# [JOB]
List each line holding the string "Input".

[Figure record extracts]
>>>>
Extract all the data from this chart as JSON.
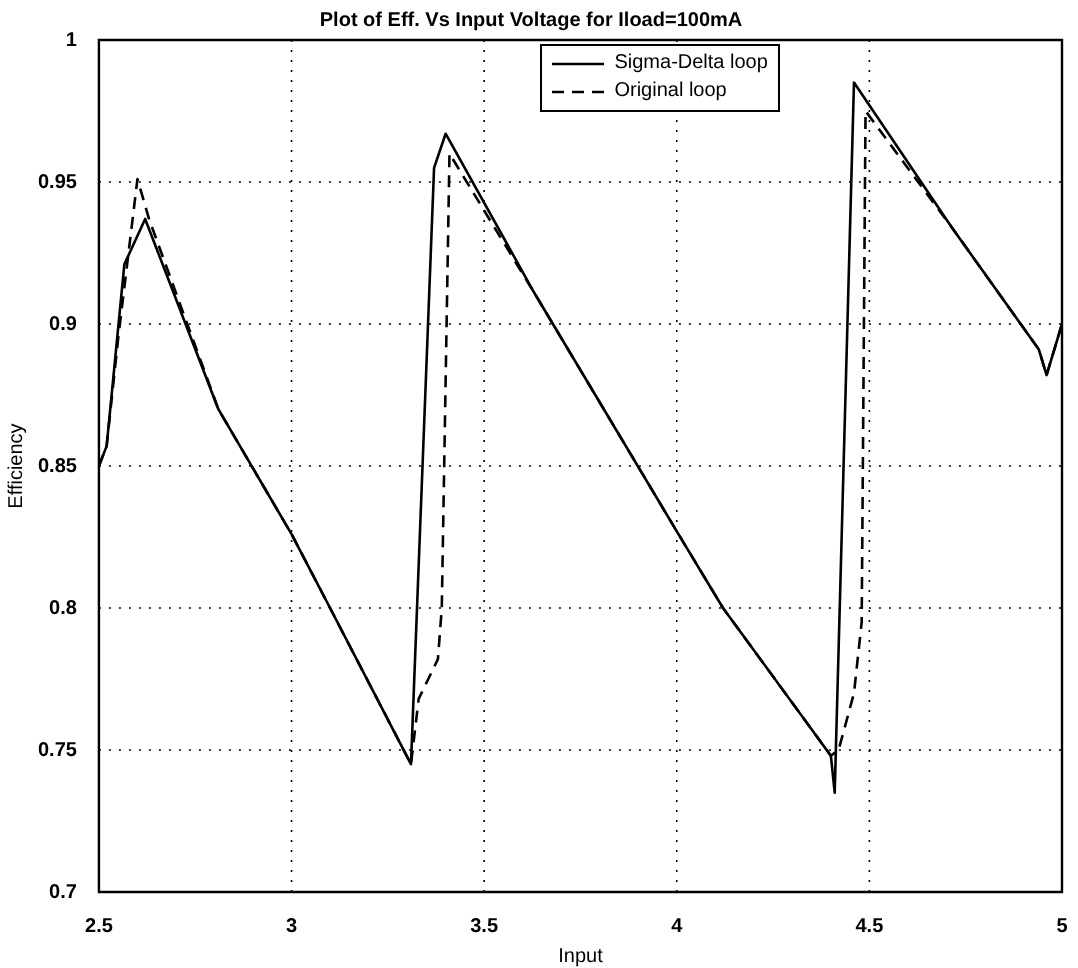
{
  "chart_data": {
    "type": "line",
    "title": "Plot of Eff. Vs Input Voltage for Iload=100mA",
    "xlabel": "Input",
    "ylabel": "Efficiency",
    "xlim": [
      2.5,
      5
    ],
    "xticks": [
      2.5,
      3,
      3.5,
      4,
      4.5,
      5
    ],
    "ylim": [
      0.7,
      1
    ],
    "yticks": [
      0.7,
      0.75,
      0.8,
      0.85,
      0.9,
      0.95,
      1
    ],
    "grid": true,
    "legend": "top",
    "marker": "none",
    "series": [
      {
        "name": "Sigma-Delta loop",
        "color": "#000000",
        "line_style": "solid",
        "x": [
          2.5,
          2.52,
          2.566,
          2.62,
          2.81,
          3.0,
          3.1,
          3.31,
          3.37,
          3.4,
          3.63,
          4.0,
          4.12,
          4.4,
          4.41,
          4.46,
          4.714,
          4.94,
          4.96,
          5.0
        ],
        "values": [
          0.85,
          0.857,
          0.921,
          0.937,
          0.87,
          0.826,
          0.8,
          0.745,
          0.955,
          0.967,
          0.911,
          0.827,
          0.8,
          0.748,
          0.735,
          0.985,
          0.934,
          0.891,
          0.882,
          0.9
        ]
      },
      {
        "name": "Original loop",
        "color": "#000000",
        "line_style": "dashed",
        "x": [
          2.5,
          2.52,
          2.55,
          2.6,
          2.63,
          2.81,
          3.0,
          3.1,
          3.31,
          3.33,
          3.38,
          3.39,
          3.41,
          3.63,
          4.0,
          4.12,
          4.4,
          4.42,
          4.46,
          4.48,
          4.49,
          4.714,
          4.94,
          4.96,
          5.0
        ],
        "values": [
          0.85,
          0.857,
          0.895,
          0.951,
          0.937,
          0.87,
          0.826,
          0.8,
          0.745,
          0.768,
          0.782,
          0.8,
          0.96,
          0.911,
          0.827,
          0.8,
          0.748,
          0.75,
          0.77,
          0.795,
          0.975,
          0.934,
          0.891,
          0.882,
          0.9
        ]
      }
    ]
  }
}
<<<<
# [EXERCISE OUTPUT]
    "title": "Plot of Eff. Vs Input Voltage for Iload=100mA",
    "xlabel": "Input",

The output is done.